[BEGIN Stored data]
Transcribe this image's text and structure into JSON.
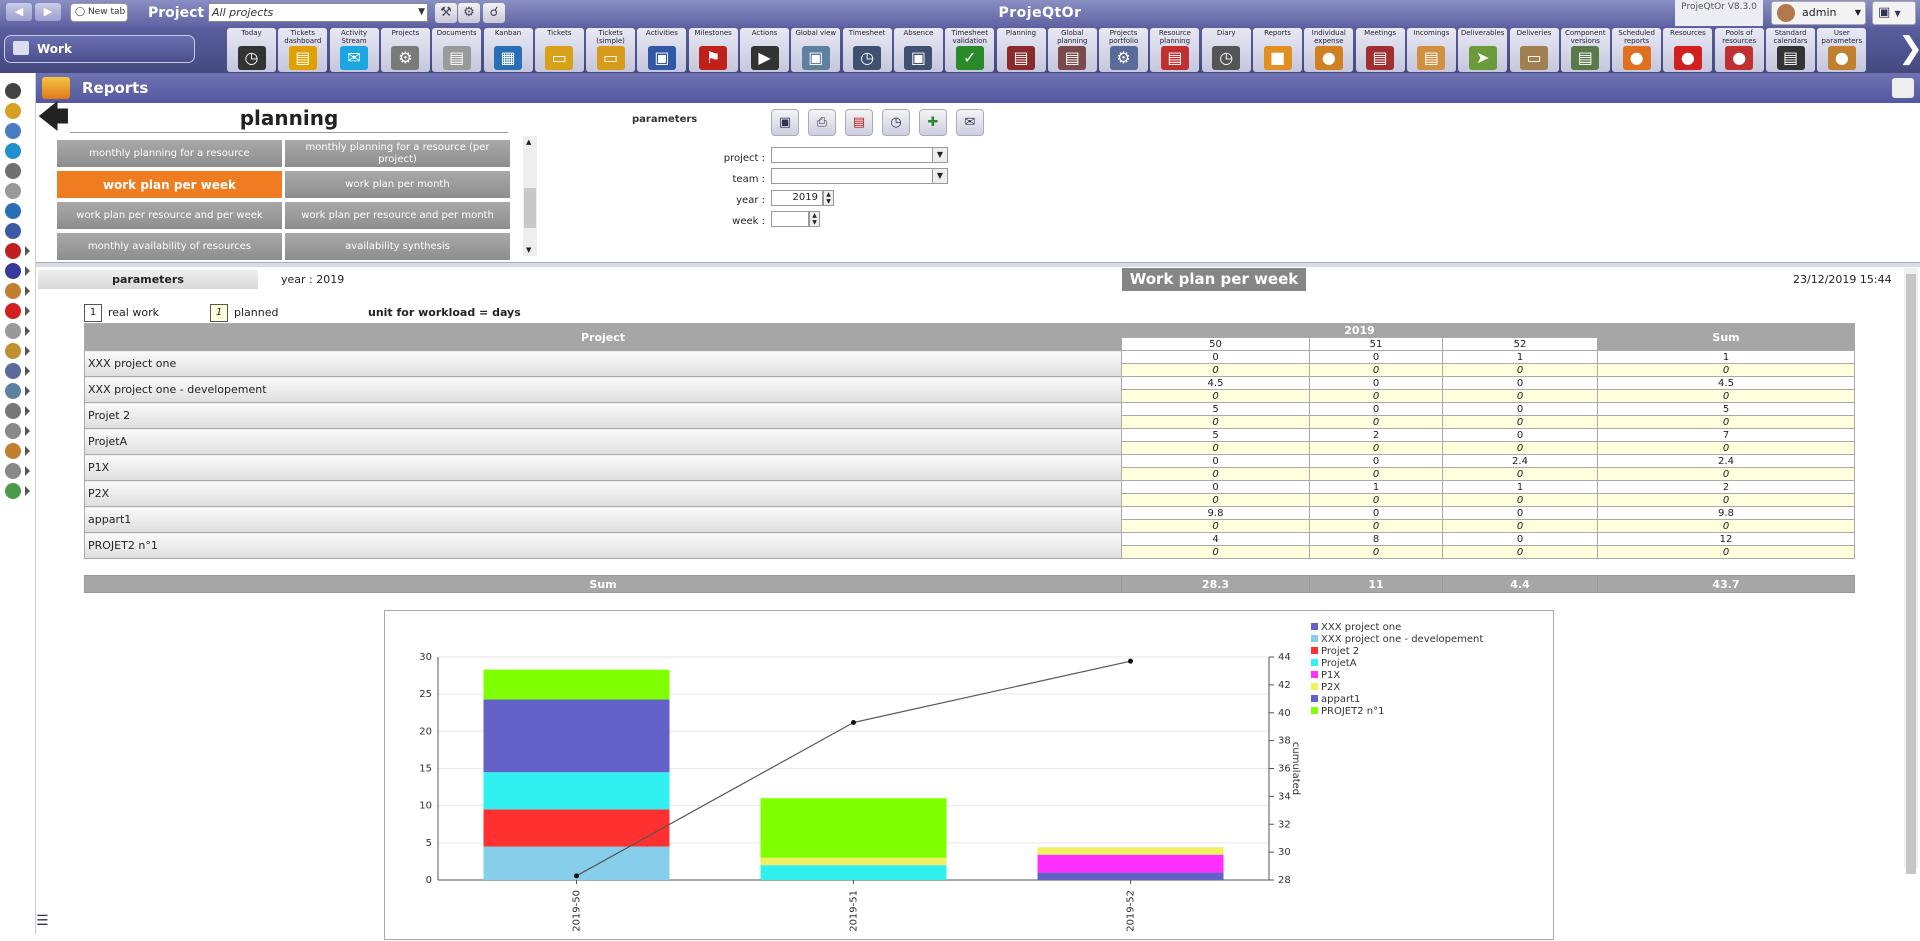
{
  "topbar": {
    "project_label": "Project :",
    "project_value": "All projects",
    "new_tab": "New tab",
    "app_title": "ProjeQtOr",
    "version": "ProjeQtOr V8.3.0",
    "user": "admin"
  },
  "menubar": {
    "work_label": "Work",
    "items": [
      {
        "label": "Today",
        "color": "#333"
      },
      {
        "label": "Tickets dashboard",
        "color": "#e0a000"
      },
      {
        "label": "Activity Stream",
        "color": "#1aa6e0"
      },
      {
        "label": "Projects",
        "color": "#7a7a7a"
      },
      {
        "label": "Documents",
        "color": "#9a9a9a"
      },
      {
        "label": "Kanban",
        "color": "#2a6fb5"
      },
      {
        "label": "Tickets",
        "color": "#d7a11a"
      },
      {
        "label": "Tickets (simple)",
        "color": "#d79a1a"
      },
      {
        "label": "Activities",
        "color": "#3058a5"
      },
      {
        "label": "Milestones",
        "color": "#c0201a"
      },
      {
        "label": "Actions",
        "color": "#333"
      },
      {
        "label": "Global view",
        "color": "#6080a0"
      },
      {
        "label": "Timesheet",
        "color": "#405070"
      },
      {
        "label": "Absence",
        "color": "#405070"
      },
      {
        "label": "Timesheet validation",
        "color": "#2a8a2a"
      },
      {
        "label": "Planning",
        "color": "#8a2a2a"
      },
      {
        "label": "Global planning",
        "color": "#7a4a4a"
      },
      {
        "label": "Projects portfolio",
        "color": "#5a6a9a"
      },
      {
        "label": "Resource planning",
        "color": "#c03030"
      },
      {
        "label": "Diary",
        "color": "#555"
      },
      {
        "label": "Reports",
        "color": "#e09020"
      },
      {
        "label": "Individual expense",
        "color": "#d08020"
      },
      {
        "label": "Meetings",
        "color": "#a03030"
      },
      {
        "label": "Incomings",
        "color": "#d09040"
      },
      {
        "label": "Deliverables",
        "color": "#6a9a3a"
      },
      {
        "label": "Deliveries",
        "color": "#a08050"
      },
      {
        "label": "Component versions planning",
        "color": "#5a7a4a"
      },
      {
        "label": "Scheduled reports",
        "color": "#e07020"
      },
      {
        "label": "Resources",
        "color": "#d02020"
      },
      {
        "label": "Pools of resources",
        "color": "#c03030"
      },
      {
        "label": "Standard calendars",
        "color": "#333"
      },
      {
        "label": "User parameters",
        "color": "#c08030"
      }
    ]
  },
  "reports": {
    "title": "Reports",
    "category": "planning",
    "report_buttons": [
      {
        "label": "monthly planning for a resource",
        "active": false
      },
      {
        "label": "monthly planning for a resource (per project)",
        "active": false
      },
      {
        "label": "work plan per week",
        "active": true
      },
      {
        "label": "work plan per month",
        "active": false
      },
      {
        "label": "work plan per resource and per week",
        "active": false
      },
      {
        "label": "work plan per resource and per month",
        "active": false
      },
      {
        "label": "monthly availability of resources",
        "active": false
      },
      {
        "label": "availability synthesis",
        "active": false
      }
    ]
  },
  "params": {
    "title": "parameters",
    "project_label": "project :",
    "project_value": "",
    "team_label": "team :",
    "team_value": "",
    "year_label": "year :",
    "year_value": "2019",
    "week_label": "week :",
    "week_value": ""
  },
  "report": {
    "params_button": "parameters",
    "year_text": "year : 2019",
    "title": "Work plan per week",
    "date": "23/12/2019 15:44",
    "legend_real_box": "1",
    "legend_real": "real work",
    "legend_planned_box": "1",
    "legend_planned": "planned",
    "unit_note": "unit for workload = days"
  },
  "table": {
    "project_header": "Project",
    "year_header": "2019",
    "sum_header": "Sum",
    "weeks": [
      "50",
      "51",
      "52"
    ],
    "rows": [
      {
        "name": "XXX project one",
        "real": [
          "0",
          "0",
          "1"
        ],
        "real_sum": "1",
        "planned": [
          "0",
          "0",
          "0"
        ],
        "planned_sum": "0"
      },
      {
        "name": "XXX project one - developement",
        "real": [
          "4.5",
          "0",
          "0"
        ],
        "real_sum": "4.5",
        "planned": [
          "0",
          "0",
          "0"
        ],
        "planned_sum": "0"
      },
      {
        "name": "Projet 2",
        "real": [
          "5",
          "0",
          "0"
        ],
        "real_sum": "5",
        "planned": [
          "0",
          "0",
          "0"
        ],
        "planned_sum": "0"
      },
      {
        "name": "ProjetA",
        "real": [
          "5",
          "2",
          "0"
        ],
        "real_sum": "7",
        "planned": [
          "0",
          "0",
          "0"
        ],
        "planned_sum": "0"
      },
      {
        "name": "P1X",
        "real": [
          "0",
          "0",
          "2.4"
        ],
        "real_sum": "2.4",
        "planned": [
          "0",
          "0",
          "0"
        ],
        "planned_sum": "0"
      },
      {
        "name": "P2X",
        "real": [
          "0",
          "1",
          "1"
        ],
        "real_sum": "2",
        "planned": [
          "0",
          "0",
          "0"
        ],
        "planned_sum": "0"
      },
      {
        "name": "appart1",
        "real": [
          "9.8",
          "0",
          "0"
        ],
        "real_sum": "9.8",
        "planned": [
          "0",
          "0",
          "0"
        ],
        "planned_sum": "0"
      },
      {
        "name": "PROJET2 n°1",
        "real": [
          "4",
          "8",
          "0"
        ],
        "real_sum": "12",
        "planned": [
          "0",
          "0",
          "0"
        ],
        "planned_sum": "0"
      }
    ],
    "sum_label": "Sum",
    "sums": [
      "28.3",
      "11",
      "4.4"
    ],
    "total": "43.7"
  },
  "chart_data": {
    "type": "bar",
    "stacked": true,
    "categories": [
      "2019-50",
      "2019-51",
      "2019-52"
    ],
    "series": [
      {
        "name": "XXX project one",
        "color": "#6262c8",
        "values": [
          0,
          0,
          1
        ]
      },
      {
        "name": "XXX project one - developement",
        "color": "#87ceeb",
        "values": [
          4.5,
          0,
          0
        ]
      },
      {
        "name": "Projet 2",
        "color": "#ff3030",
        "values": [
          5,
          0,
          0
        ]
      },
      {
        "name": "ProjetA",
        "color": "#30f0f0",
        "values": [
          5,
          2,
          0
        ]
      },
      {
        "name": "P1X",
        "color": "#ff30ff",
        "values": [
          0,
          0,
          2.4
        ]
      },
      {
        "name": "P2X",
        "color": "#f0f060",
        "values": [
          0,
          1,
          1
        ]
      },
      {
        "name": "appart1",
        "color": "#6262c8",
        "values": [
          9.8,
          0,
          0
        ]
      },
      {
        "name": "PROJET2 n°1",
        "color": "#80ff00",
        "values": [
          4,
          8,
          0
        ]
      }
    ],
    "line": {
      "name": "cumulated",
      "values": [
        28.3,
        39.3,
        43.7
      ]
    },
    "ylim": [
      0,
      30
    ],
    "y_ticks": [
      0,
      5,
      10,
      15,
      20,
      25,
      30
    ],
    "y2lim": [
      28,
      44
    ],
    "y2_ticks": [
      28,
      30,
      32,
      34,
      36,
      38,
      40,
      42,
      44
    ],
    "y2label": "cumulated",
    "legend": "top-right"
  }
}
[END Stored data]
[Problem statement]
Repeat the data in full and exactly. Omit pictures.

[Reply to the task]
Transcribe this image's text and structure into JSON.
{
  "topbar": {
    "project_label": "Project :",
    "project_value": "All projects",
    "new_tab": "New tab",
    "app_title": "ProjeQtOr",
    "version": "ProjeQtOr V8.3.0",
    "user": "admin"
  },
  "menubar": {
    "work_label": "Work",
    "items": [
      {
        "label": "Today",
        "color": "#333"
      },
      {
        "label": "Tickets dashboard",
        "color": "#e0a000"
      },
      {
        "label": "Activity Stream",
        "color": "#1aa6e0"
      },
      {
        "label": "Projects",
        "color": "#7a7a7a"
      },
      {
        "label": "Documents",
        "color": "#9a9a9a"
      },
      {
        "label": "Kanban",
        "color": "#2a6fb5"
      },
      {
        "label": "Tickets",
        "color": "#d7a11a"
      },
      {
        "label": "Tickets (simple)",
        "color": "#d79a1a"
      },
      {
        "label": "Activities",
        "color": "#3058a5"
      },
      {
        "label": "Milestones",
        "color": "#c0201a"
      },
      {
        "label": "Actions",
        "color": "#333"
      },
      {
        "label": "Global view",
        "color": "#6080a0"
      },
      {
        "label": "Timesheet",
        "color": "#405070"
      },
      {
        "label": "Absence",
        "color": "#405070"
      },
      {
        "label": "Timesheet validation",
        "color": "#2a8a2a"
      },
      {
        "label": "Planning",
        "color": "#8a2a2a"
      },
      {
        "label": "Global planning",
        "color": "#7a4a4a"
      },
      {
        "label": "Projects portfolio",
        "color": "#5a6a9a"
      },
      {
        "label": "Resource planning",
        "color": "#c03030"
      },
      {
        "label": "Diary",
        "color": "#555"
      },
      {
        "label": "Reports",
        "color": "#e09020"
      },
      {
        "label": "Individual expense",
        "color": "#d08020"
      },
      {
        "label": "Meetings",
        "color": "#a03030"
      },
      {
        "label": "Incomings",
        "color": "#d09040"
      },
      {
        "label": "Deliverables",
        "color": "#6a9a3a"
      },
      {
        "label": "Deliveries",
        "color": "#a08050"
      },
      {
        "label": "Component versions planning",
        "color": "#5a7a4a"
      },
      {
        "label": "Scheduled reports",
        "color": "#e07020"
      },
      {
        "label": "Resources",
        "color": "#d02020"
      },
      {
        "label": "Pools of resources",
        "color": "#c03030"
      },
      {
        "label": "Standard calendars",
        "color": "#333"
      },
      {
        "label": "User parameters",
        "color": "#c08030"
      }
    ]
  },
  "reports": {
    "title": "Reports",
    "category": "planning",
    "report_buttons": [
      {
        "label": "monthly planning for a resource",
        "active": false
      },
      {
        "label": "monthly planning for a resource (per project)",
        "active": false
      },
      {
        "label": "work plan per week",
        "active": true
      },
      {
        "label": "work plan per month",
        "active": false
      },
      {
        "label": "work plan per resource and per week",
        "active": false
      },
      {
        "label": "work plan per resource and per month",
        "active": false
      },
      {
        "label": "monthly availability of resources",
        "active": false
      },
      {
        "label": "availability synthesis",
        "active": false
      }
    ]
  },
  "params": {
    "title": "parameters",
    "project_label": "project :",
    "project_value": "",
    "team_label": "team :",
    "team_value": "",
    "year_label": "year :",
    "year_value": "2019",
    "week_label": "week :",
    "week_value": ""
  },
  "report": {
    "params_button": "parameters",
    "year_text": "year : 2019",
    "title": "Work plan per week",
    "date": "23/12/2019 15:44",
    "legend_real_box": "1",
    "legend_real": "real work",
    "legend_planned_box": "1",
    "legend_planned": "planned",
    "unit_note": "unit for workload = days"
  },
  "table": {
    "project_header": "Project",
    "year_header": "2019",
    "sum_header": "Sum",
    "weeks": [
      "50",
      "51",
      "52"
    ],
    "rows": [
      {
        "name": "XXX project one",
        "real": [
          "0",
          "0",
          "1"
        ],
        "real_sum": "1",
        "planned": [
          "0",
          "0",
          "0"
        ],
        "planned_sum": "0"
      },
      {
        "name": "XXX project one - developement",
        "real": [
          "4.5",
          "0",
          "0"
        ],
        "real_sum": "4.5",
        "planned": [
          "0",
          "0",
          "0"
        ],
        "planned_sum": "0"
      },
      {
        "name": "Projet 2",
        "real": [
          "5",
          "0",
          "0"
        ],
        "real_sum": "5",
        "planned": [
          "0",
          "0",
          "0"
        ],
        "planned_sum": "0"
      },
      {
        "name": "ProjetA",
        "real": [
          "5",
          "2",
          "0"
        ],
        "real_sum": "7",
        "planned": [
          "0",
          "0",
          "0"
        ],
        "planned_sum": "0"
      },
      {
        "name": "P1X",
        "real": [
          "0",
          "0",
          "2.4"
        ],
        "real_sum": "2.4",
        "planned": [
          "0",
          "0",
          "0"
        ],
        "planned_sum": "0"
      },
      {
        "name": "P2X",
        "real": [
          "0",
          "1",
          "1"
        ],
        "real_sum": "2",
        "planned": [
          "0",
          "0",
          "0"
        ],
        "planned_sum": "0"
      },
      {
        "name": "appart1",
        "real": [
          "9.8",
          "0",
          "0"
        ],
        "real_sum": "9.8",
        "planned": [
          "0",
          "0",
          "0"
        ],
        "planned_sum": "0"
      },
      {
        "name": "PROJET2 n°1",
        "real": [
          "4",
          "8",
          "0"
        ],
        "real_sum": "12",
        "planned": [
          "0",
          "0",
          "0"
        ],
        "planned_sum": "0"
      }
    ],
    "sum_label": "Sum",
    "sums": [
      "28.3",
      "11",
      "4.4"
    ],
    "total": "43.7"
  },
  "chart_data": {
    "type": "bar",
    "stacked": true,
    "categories": [
      "2019-50",
      "2019-51",
      "2019-52"
    ],
    "series": [
      {
        "name": "XXX project one",
        "color": "#6262c8",
        "values": [
          0,
          0,
          1
        ]
      },
      {
        "name": "XXX project one - developement",
        "color": "#87ceeb",
        "values": [
          4.5,
          0,
          0
        ]
      },
      {
        "name": "Projet 2",
        "color": "#ff3030",
        "values": [
          5,
          0,
          0
        ]
      },
      {
        "name": "ProjetA",
        "color": "#30f0f0",
        "values": [
          5,
          2,
          0
        ]
      },
      {
        "name": "P1X",
        "color": "#ff30ff",
        "values": [
          0,
          0,
          2.4
        ]
      },
      {
        "name": "P2X",
        "color": "#f0f060",
        "values": [
          0,
          1,
          1
        ]
      },
      {
        "name": "appart1",
        "color": "#6262c8",
        "values": [
          9.8,
          0,
          0
        ]
      },
      {
        "name": "PROJET2 n°1",
        "color": "#80ff00",
        "values": [
          4,
          8,
          0
        ]
      }
    ],
    "line": {
      "name": "cumulated",
      "values": [
        28.3,
        39.3,
        43.7
      ]
    },
    "ylim": [
      0,
      30
    ],
    "y_ticks": [
      0,
      5,
      10,
      15,
      20,
      25,
      30
    ],
    "y2lim": [
      28,
      44
    ],
    "y2_ticks": [
      28,
      30,
      32,
      34,
      36,
      38,
      40,
      42,
      44
    ],
    "y2label": "cumulated",
    "legend": "top-right"
  }
}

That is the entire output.